◆ DIRECTIONS FOR THIS TASK
All the entries need to be quoted exactly, apart from the pictures, which you should drop.

Data records
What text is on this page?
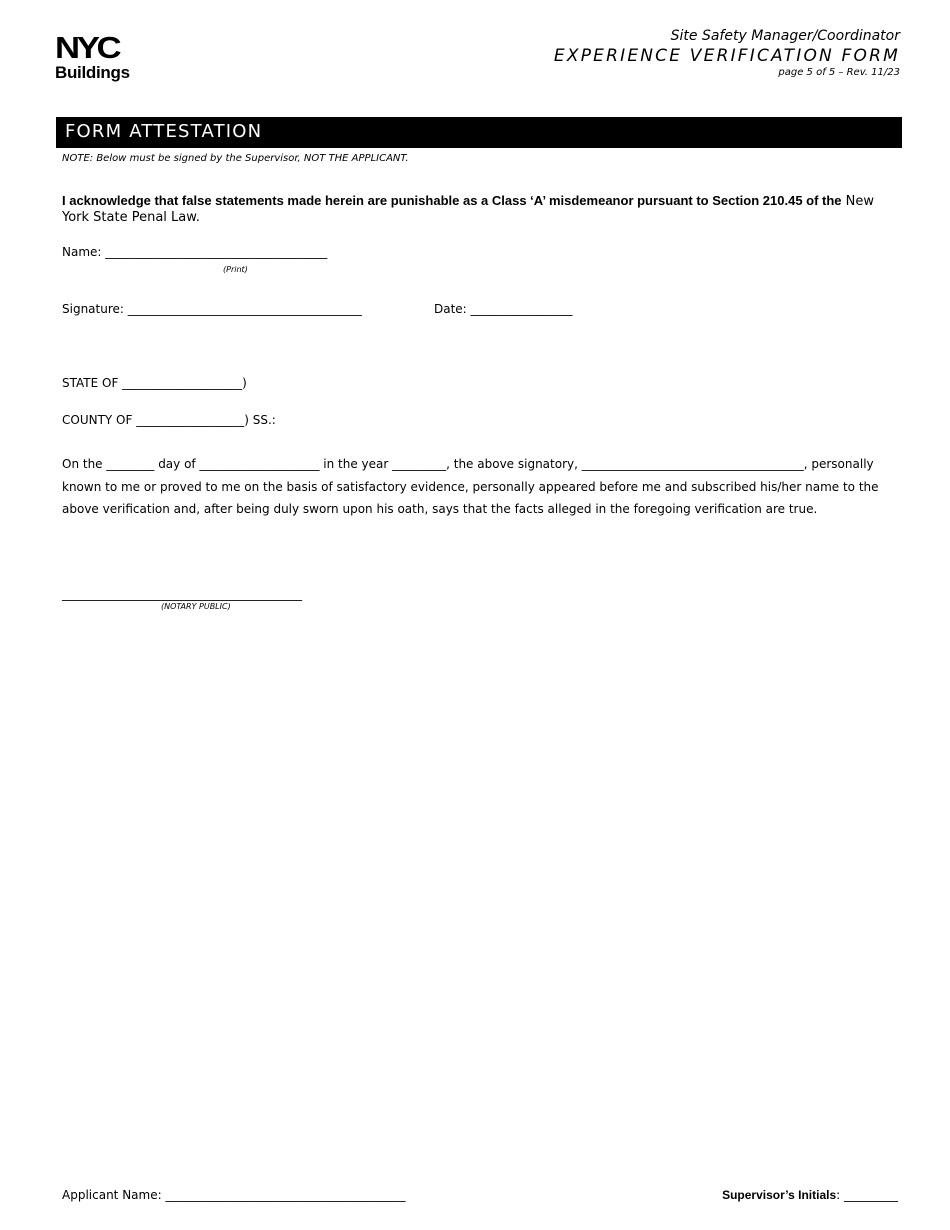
NYC
Buildings
Site Safety Manager/Coordinator
EXPERIENCE VERIFICATION FORM
page 5 of 5 – Rev. 11/23
FORM ATTESTATION
NOTE: Below must be signed by the Supervisor, NOT THE APPLICANT.
I acknowledge that false statements made herein are punishable as a Class ‘A’ misdemeanor pursuant to Section 210.45 of the New York State Penal Law.
Name: _____________________________________
(Print)
Signature: _______________________________________	Date: _________________
STATE OF ____________________)
COUNTY OF __________________) SS.:
On the ________ day of ____________________ in the year _________, the above signatory, _____________________________________, personally known to me or proved to me on the basis of satisfactory evidence, personally appeared before me and subscribed his/her name to the above verification and, after being duly sworn upon his oath, says that the facts alleged in the foregoing verification are true.
________________________________________
(NOTARY PUBLIC)
Applicant Name: ________________________________________	Supervisor’s Initials: _________
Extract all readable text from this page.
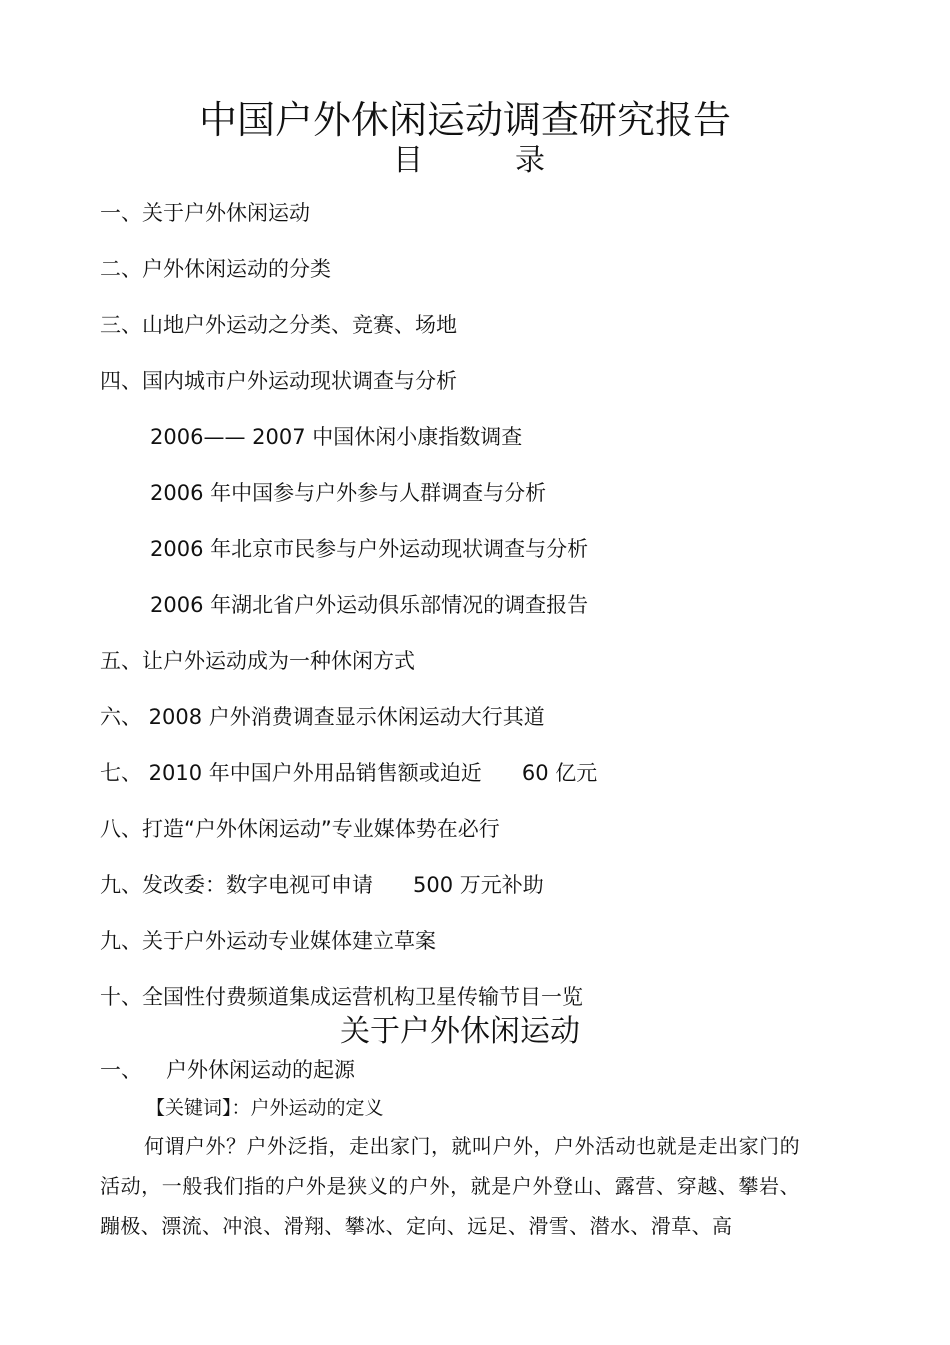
中国户外休闲运动调查研究报告
目	录
一、关于户外休闲运动
二、户外休闲运动的分类
三、山地户外运动之分类、竞赛、场地
四、国内城市户外运动现状调查与分析
2006—— 2007 中国休闲小康指数调查
2006 年中国参与户外参与人群调查与分析
2006 年北京市民参与户外运动现状调查与分析
2006 年湖北省户外运动俱乐部情况的调查报告
五、让户外运动成为一种休闲方式
六、 2008 户外消费调查显示休闲运动大行其道
七、 2010 年中国户外用品销售额或迫近      60 亿元
八、打造“户外休闲运动”专业媒体势在必行
九、发改委：数字电视可申请      500 万元补助
九、关于户外运动专业媒体建立草案
十、全国性付费频道集成运营机构卫星传输节目一览
关于户外休闲运动
一、 户外休闲运动的起源
【关键词】：户外运动的定义
何谓户外？户外泛指，走出家门，就叫户外，户外活动也就是走出家门的活动，一般我们指的户外是狭义的户外，就是户外登山、露营、穿越、攀岩、蹦极、漂流、冲浪、滑翔、攀冰、定向、远足、滑雪、潜水、滑草、高
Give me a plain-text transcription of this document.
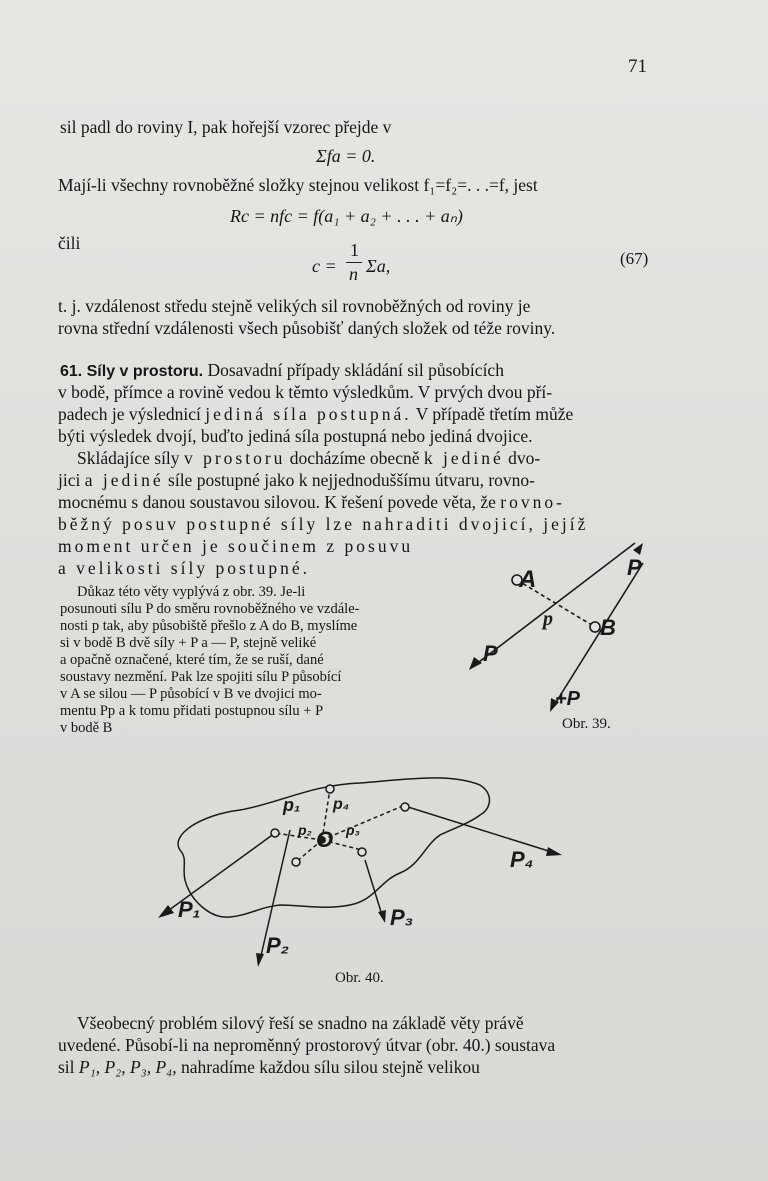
71
sil padl do roviny I, pak hořejší vzorec přejde v
Σfa = 0.
Mají-li všechny rovnoběžné složky stejnou velikost f₁=f₂=. . .=f, jest
Rc = nfc = f(a₁ + a₂ + . . . + aₙ)
čili
c =
1
n Σa,	(67)
t. j. vzdálenost středu stejně velikých sil rovnoběžných od roviny je
rovna střední vzdálenosti všech působišť daných složek od téže roviny.
61. Síly v prostoru. Dosavadní případy skládání sil působících
v bodě, přímce a rovině vedou k těmto výsledkům. V prvých dvou pří-
padech je výslednicí jediná síla postupná. V případě třetím může
býti výsledek dvojí, buďto jediná síla postupná nebo jediná dvojice.
Skládajíce síly v prostoru docházíme obecně k jediné dvo-
jici a jediné síle postupné jako k nejjednoduššímu útvaru, rovno-
mocnému s danou soustavou silovou. K řešení povede věta, že rovno-
běžný posuv postupné síly lze nahraditi dvojicí, jejíž
moment určen je součinem z posuvu
a velikosti síly postupné.
Důkaz této věty vyplývá z obr. 39. Je-li
posunouti sílu P do směru rovnoběžného ve vzdále-
nosti p tak, aby působiště přešlo z A do B, myslíme
si v bodě B dvě síly + P a — P, stejně veliké
a opačně označené, které tím, že se ruší, dané
soustavy nezmění. Pak lze spojiti sílu P působící
v A se silou — P působící v B ve dvojici mo-
mentu Pp a k tomu přidati postupnou sílu + P
v bodě B
A
B
p
P
P
+P
Obr. 39.
p₁
p₂ p₃
p₄
O
P₁
P₂
P₃
P₄
Obr. 40.
Všeobecný problém silový řeší se snadno na základě věty právě
uvedené. Působí-li na neproměnný prostorový útvar (obr. 40.) soustava
sil P₁, P₂, P₃, P₄, nahradíme každou sílu silou stejně velikou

◆ WORKED ANSWER
What text is on this page?
NYC
Buildings
Site Safety Manager/Coordinator
EXPERIENCE VERIFICATION FORM
page 5 of 5 – Rev. 11/23
FORM ATTESTATION
NOTE: Below must be signed by the Supervisor, NOT THE APPLICANT.
I acknowledge that false statements made herein are punishable as a Class ‘A’ misdemeanor pursuant to Section 210.45 of the New York State Penal Law.
Name: _____________________________________
(Print)
Signature: _______________________________________	Date: _________________
STATE OF ____________________)
COUNTY OF __________________) SS.:
On the ________ day of ____________________ in the year _________, the above signatory, _____________________________________, personally known to me or proved to me on the basis of satisfactory evidence, personally appeared before me and subscribed his/her name to the above verification and, after being duly sworn upon his oath, says that the facts alleged in the foregoing verification are true.
________________________________________
(NOTARY PUBLIC)
Applicant Name: ________________________________________	Supervisor’s Initials: _________
Extract all readable text from this page.
中国户外休闲运动调查研究报告
目	录
一、关于户外休闲运动
二、户外休闲运动的分类
三、山地户外运动之分类、竞赛、场地
四、国内城市户外运动现状调查与分析
2006—— 2007 中国休闲小康指数调查
2006 年中国参与户外参与人群调查与分析
2006 年北京市民参与户外运动现状调查与分析
2006 年湖北省户外运动俱乐部情况的调查报告
五、让户外运动成为一种休闲方式
六、 2008 户外消费调查显示休闲运动大行其道
七、 2010 年中国户外用品销售额或迫近      60 亿元
八、打造“户外休闲运动”专业媒体势在必行
九、发改委：数字电视可申请      500 万元补助
九、关于户外运动专业媒体建立草案
十、全国性付费频道集成运营机构卫星传输节目一览
关于户外休闲运动
一、 户外休闲运动的起源
【关键词】：户外运动的定义
何谓户外？户外泛指，走出家门，就叫户外，户外活动也就是走出家门的活动，一般我们指的户外是狭义的户外，就是户外登山、露营、穿越、攀岩、蹦极、漂流、冲浪、滑翔、攀冰、定向、远足、滑雪、潜水、滑草、高
Give me a plain-text transcription of this document.
71
sil padl do roviny I, pak hořejší vzorec přejde v
Σfa = 0.
Mají-li všechny rovnoběžné složky stejnou velikost f₁=f₂=. . .=f, jest
Rc = nfc = f(a₁ + a₂ + . . . + aₙ)
čili
c =
1
n Σa,	(67)
t. j. vzdálenost středu stejně velikých sil rovnoběžných od roviny je
rovna střední vzdálenosti všech působišť daných složek od téže roviny.
61. Síly v prostoru. Dosavadní případy skládání sil působících
v bodě, přímce a rovině vedou k těmto výsledkům. V prvých dvou pří-
padech je výslednicí jediná síla postupná. V případě třetím může
býti výsledek dvojí, buďto jediná síla postupná nebo jediná dvojice.
Skládajíce síly v prostoru docházíme obecně k jediné dvo-
jici a jediné síle postupné jako k nejjednoduššímu útvaru, rovno-
mocnému s danou soustavou silovou. K řešení povede věta, že rovno-
běžný posuv postupné síly lze nahraditi dvojicí, jejíž
moment určen je součinem z posuvu
a velikosti síly postupné.
Důkaz této věty vyplývá z obr. 39. Je-li
posunouti sílu P do směru rovnoběžného ve vzdále-
nosti p tak, aby působiště přešlo z A do B, myslíme
si v bodě B dvě síly + P a — P, stejně veliké
a opačně označené, které tím, že se ruší, dané
soustavy nezmění. Pak lze spojiti sílu P působící
v A se silou — P působící v B ve dvojici mo-
mentu Pp a k tomu přidati postupnou sílu + P
v bodě B
A
B
p
P
P
+P
Obr. 39.
p₁
p₂ p₃
p₄
O
P₁
P₂
P₃
P₄
Obr. 40.
Všeobecný problém silový řeší se snadno na základě věty právě
uvedené. Působí-li na neproměnný prostorový útvar (obr. 40.) soustava
sil P₁, P₂, P₃, P₄, nahradíme každou sílu silou stejně velikou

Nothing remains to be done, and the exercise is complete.